=== SET PROBLEM ===
What is the number of lines containing the word "Chine"? Give that number alone.

=== RECORD EXTRACTS ===

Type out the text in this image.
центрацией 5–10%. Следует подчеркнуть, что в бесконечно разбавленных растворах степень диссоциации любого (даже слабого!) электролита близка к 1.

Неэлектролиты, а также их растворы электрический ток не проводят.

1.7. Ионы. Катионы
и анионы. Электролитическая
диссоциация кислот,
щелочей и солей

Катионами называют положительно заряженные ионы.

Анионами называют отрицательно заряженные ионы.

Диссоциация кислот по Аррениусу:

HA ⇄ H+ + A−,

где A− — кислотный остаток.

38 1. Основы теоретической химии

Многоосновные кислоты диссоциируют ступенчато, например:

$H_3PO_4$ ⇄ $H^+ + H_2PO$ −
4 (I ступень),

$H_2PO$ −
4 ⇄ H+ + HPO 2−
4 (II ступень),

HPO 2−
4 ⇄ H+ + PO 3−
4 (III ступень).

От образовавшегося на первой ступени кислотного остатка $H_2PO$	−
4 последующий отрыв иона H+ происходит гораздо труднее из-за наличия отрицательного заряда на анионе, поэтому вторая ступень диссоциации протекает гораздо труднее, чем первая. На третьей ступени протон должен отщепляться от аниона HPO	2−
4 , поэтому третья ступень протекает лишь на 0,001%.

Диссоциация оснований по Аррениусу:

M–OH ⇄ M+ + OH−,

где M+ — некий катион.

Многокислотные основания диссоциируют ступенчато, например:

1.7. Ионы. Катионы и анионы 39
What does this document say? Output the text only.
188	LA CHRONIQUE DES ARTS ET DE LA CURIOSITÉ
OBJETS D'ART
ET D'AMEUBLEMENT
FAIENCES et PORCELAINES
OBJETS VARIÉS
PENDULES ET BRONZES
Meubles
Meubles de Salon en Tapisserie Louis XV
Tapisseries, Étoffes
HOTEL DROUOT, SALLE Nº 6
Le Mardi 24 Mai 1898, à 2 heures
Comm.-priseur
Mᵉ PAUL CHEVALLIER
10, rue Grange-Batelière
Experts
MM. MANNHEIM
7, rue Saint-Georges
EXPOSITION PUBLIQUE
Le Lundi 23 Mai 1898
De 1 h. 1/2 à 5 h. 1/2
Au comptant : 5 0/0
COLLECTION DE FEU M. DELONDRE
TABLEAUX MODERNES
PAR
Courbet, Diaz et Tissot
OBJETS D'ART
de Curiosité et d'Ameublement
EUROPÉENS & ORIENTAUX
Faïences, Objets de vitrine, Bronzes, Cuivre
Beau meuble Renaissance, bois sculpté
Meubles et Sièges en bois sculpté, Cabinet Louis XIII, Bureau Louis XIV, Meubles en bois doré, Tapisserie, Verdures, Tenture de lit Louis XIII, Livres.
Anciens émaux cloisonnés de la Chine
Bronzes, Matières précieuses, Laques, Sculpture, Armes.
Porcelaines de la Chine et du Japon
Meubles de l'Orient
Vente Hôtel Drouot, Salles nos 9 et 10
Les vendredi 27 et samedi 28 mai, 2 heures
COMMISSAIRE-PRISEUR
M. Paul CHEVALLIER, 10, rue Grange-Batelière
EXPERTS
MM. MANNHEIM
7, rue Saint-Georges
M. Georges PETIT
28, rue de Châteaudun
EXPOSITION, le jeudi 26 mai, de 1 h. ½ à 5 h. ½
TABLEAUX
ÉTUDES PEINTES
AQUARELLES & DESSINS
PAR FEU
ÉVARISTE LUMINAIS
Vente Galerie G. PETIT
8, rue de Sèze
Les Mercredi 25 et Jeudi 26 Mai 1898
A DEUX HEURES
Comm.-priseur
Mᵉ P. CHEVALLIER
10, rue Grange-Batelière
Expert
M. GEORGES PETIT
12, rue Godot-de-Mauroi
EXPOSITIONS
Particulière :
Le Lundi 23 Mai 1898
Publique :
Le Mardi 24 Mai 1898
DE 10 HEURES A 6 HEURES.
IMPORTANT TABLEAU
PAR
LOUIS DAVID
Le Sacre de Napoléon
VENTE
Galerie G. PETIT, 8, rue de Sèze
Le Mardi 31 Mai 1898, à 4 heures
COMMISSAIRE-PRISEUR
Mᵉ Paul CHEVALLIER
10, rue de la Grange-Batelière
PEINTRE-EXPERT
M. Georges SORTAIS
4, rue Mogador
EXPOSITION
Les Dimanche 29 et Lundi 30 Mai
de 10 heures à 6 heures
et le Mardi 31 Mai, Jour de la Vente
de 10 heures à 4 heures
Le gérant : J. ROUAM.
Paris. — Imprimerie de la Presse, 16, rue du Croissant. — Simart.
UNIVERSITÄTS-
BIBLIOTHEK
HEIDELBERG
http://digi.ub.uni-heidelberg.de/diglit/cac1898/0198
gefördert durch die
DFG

=== SOLUTION TO THE PROBLEM ===
2